* EXERCISE BRIEF
Without the pictures, set down every line of the data exactly.

* INPUT
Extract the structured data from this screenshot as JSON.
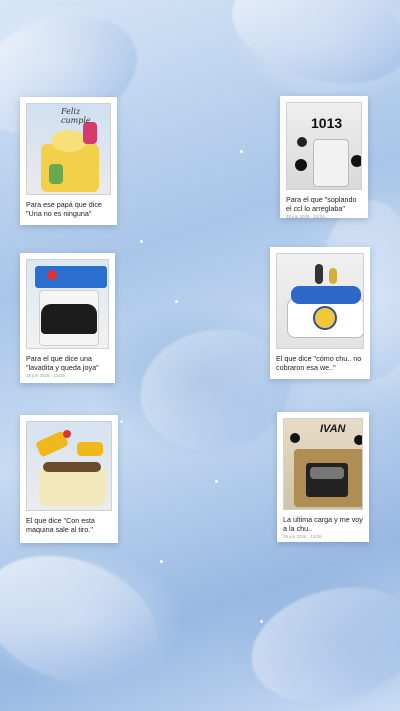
{
  "posts": [
    {
      "caption": "Para ese papá que dice \"Una no es ninguna\"",
      "date": ""
    },
    {
      "caption": "Para el que \"soplando el ccl lo arreglaba\"",
      "date": "19 jun 2026 · 12/26"
    },
    {
      "caption": "Para el que dice una \"lavadita y queda joya\"",
      "date": "19 jun 2026 · 12/26"
    },
    {
      "caption": "El que dice \"cómo chu.. no cobraron esa we..\"",
      "date": ""
    },
    {
      "caption": "El que dice \"Con esta maquina sale al tiro.\"",
      "date": ""
    },
    {
      "caption": "La ultima carga y me voy a la chu..",
      "date": "19 jun 2026 · 12/26"
    }
  ],
  "thumb_text": {
    "t1": "Feliz cumple",
    "t2": "1013",
    "t6": "IVAN"
  },
  "colors": {
    "background": "#bcd3ee",
    "card": "#ffffff"
  }
}
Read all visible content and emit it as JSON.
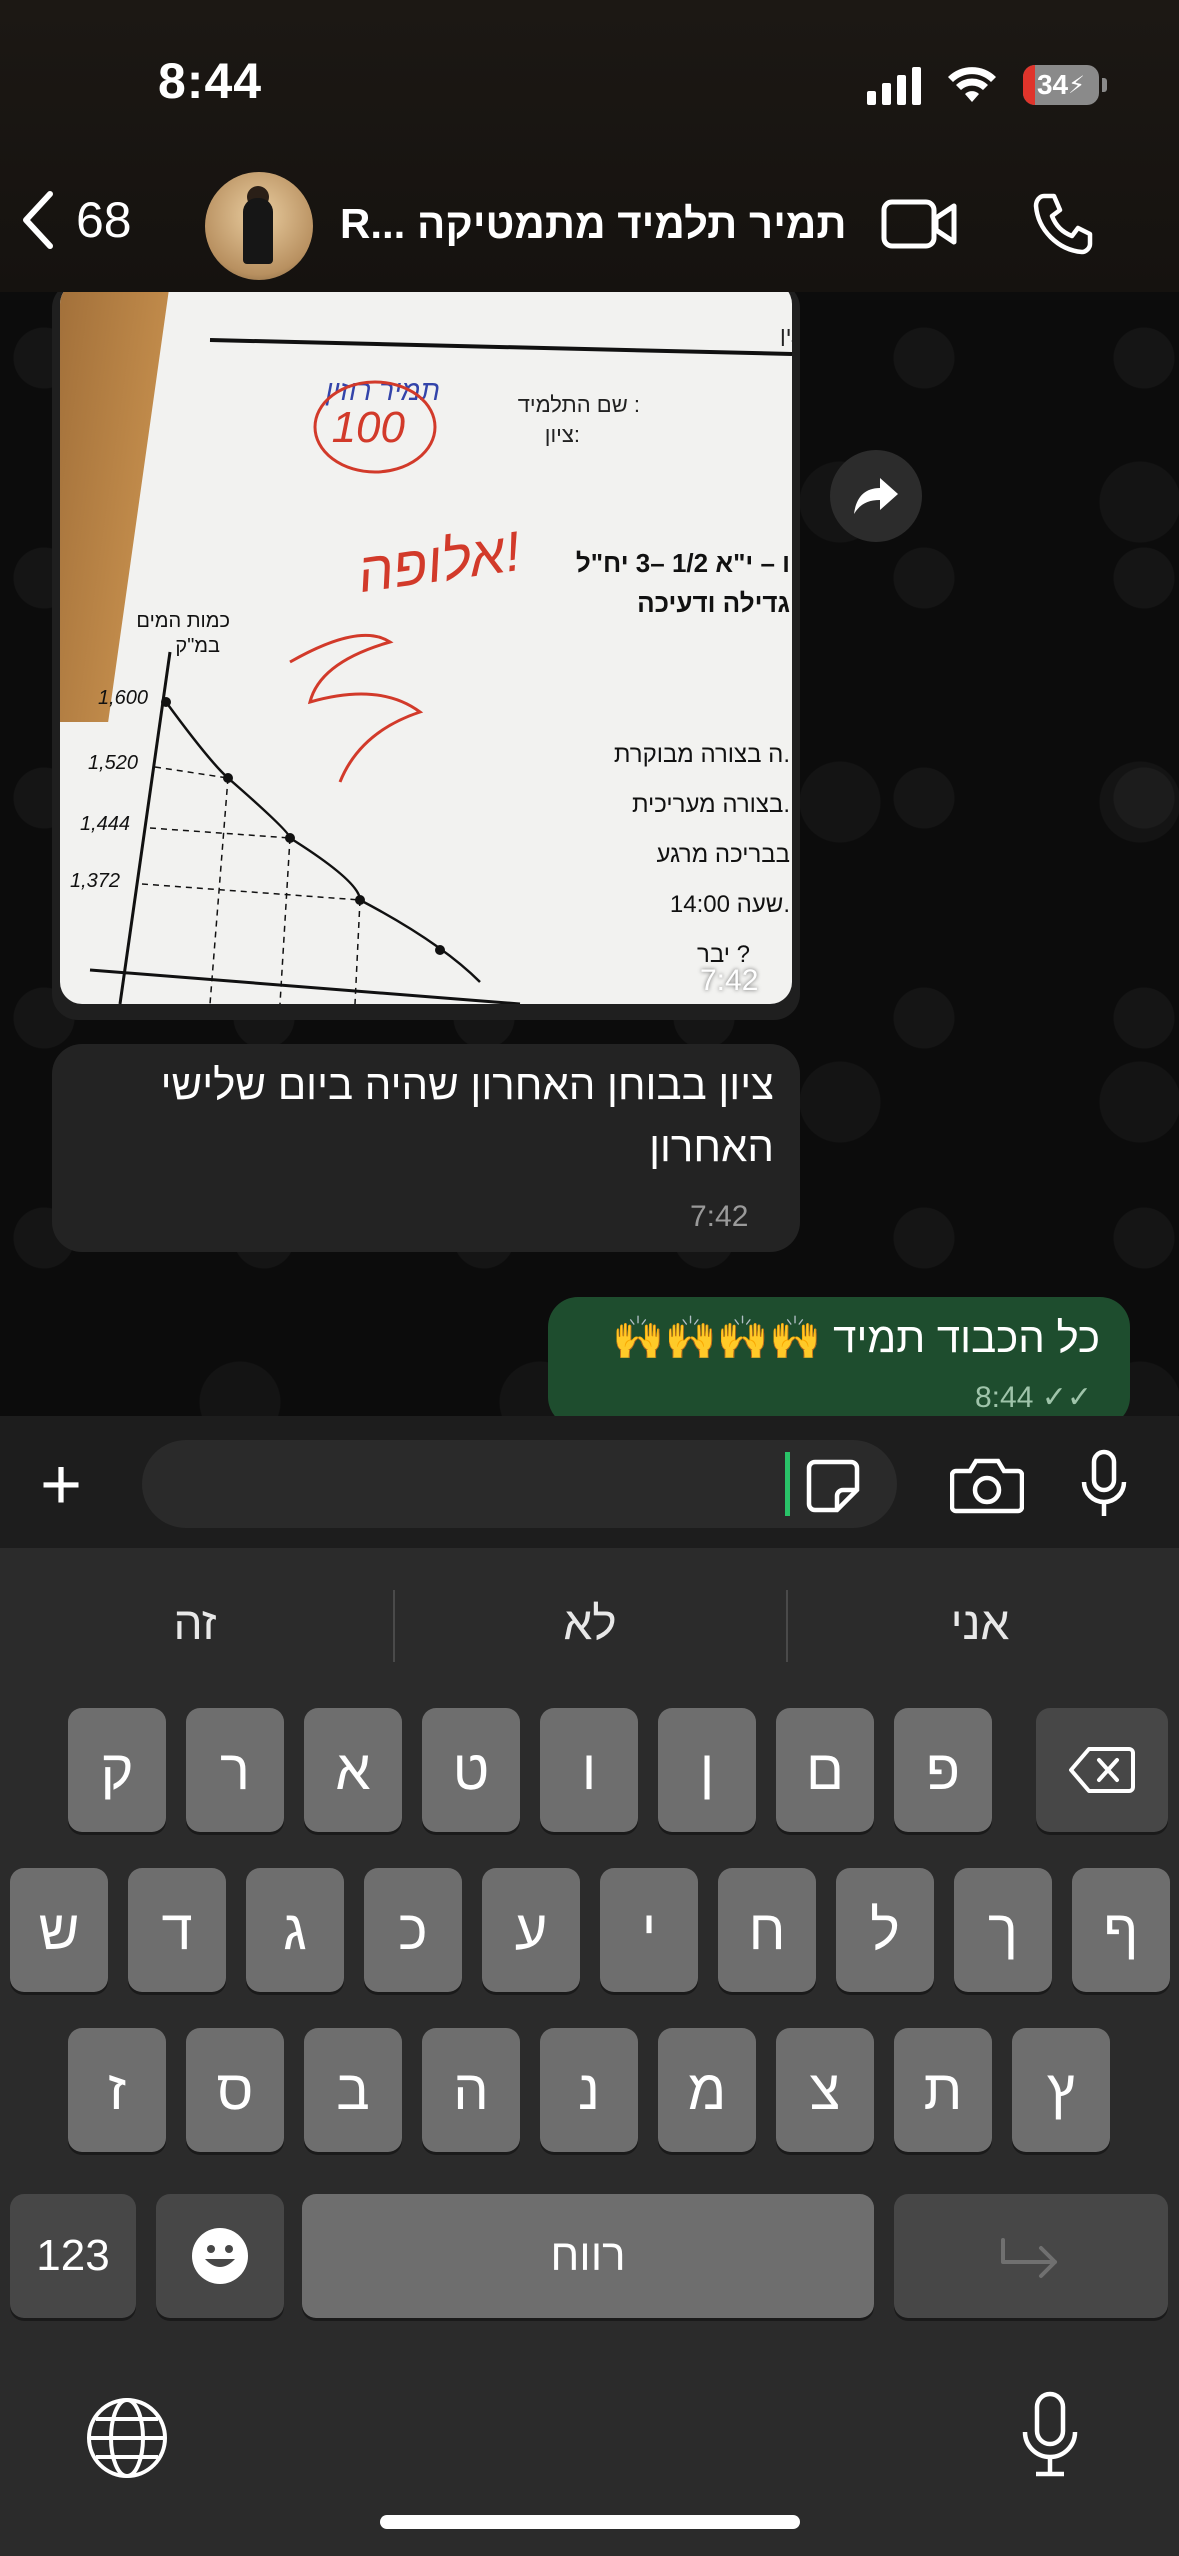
{
  "status_bar": {
    "time": "8:44",
    "battery": "34"
  },
  "header": {
    "back_count": "68",
    "contact_name": "תמיר תלמיד מתמטיקה ...R"
  },
  "messages": {
    "image_time": "7:42",
    "incoming_text": "ציון בבוחן האחרון שהיה ביום שלישי האחרון",
    "incoming_time": "7:42",
    "outgoing_text": "כל הכבוד תמיד 🙌🙌🙌🙌",
    "outgoing_time": "8:44"
  },
  "photo": {
    "header_line": "עים ולאומניות - מודיעין",
    "student_label": "שם התלמיד :",
    "student_name": "תמיר רוזין",
    "grade_label": "ציון:",
    "grade": "100",
    "praise": "אלופה!",
    "course_line": "ו – י\"א 1/2 –3 יח\"ל",
    "topic": "גדילה ודעיכה",
    "y_axis_label": "כמות המים",
    "y_axis_unit": "במ\"ק",
    "y_ticks": [
      "1,600",
      "1,520",
      "1,444",
      "1,372"
    ],
    "line1": "ה בצורה מבוקרת.",
    "line2": "בצורה מעריכית.",
    "line3": "בבריכה מרגע",
    "line4": "שעה 14:00.",
    "line5": "יבר ?"
  },
  "keyboard": {
    "suggestions": [
      "זה",
      "לא",
      "אני"
    ],
    "row1": [
      "ק",
      "ר",
      "א",
      "ט",
      "ו",
      "ן",
      "ם",
      "פ"
    ],
    "row2": [
      "ש",
      "ד",
      "ג",
      "כ",
      "ע",
      "י",
      "ח",
      "ל",
      "ך",
      "ף"
    ],
    "row3": [
      "ז",
      "ס",
      "ב",
      "ה",
      "נ",
      "מ",
      "צ",
      "ת",
      "ץ"
    ],
    "numbers_label": "123",
    "space_label": "רווח"
  }
}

* FULL RESPONSE
Extract the structured data from this screenshot as JSON.
{
  "posts": [
    {
      "caption": "Para ese papá que dice \"Una no es ninguna\"",
      "date": ""
    },
    {
      "caption": "Para el que \"soplando el ccl lo arreglaba\"",
      "date": "19 jun 2026 · 12/26"
    },
    {
      "caption": "Para el que dice una \"lavadita y queda joya\"",
      "date": "19 jun 2026 · 12/26"
    },
    {
      "caption": "El que dice \"cómo chu.. no cobraron esa we..\"",
      "date": ""
    },
    {
      "caption": "El que dice \"Con esta maquina sale al tiro.\"",
      "date": ""
    },
    {
      "caption": "La ultima carga y me voy a la chu..",
      "date": "19 jun 2026 · 12/26"
    }
  ],
  "thumb_text": {
    "t1": "Feliz cumple",
    "t2": "1013",
    "t6": "IVAN"
  },
  "colors": {
    "background": "#bcd3ee",
    "card": "#ffffff"
  }
}
Read all visible content and emit it as JSON.
{
  "status_bar": {
    "time": "8:44",
    "battery": "34"
  },
  "header": {
    "back_count": "68",
    "contact_name": "תמיר תלמיד מתמטיקה ...R"
  },
  "messages": {
    "image_time": "7:42",
    "incoming_text": "ציון בבוחן האחרון שהיה ביום שלישי האחרון",
    "incoming_time": "7:42",
    "outgoing_text": "כל הכבוד תמיד 🙌🙌🙌🙌",
    "outgoing_time": "8:44"
  },
  "photo": {
    "header_line": "עים ולאומניות - מודיעין",
    "student_label": "שם התלמיד :",
    "student_name": "תמיר רוזין",
    "grade_label": "ציון:",
    "grade": "100",
    "praise": "אלופה!",
    "course_line": "ו – י\"א 1/2 –3 יח\"ל",
    "topic": "גדילה ודעיכה",
    "y_axis_label": "כמות המים",
    "y_axis_unit": "במ\"ק",
    "y_ticks": [
      "1,600",
      "1,520",
      "1,444",
      "1,372"
    ],
    "line1": "ה בצורה מבוקרת.",
    "line2": "בצורה מעריכית.",
    "line3": "בבריכה מרגע",
    "line4": "שעה 14:00.",
    "line5": "יבר ?"
  },
  "keyboard": {
    "suggestions": [
      "זה",
      "לא",
      "אני"
    ],
    "row1": [
      "ק",
      "ר",
      "א",
      "ט",
      "ו",
      "ן",
      "ם",
      "פ"
    ],
    "row2": [
      "ש",
      "ד",
      "ג",
      "כ",
      "ע",
      "י",
      "ח",
      "ל",
      "ך",
      "ף"
    ],
    "row3": [
      "ז",
      "ס",
      "ב",
      "ה",
      "נ",
      "מ",
      "צ",
      "ת",
      "ץ"
    ],
    "numbers_label": "123",
    "space_label": "רווח"
  }
}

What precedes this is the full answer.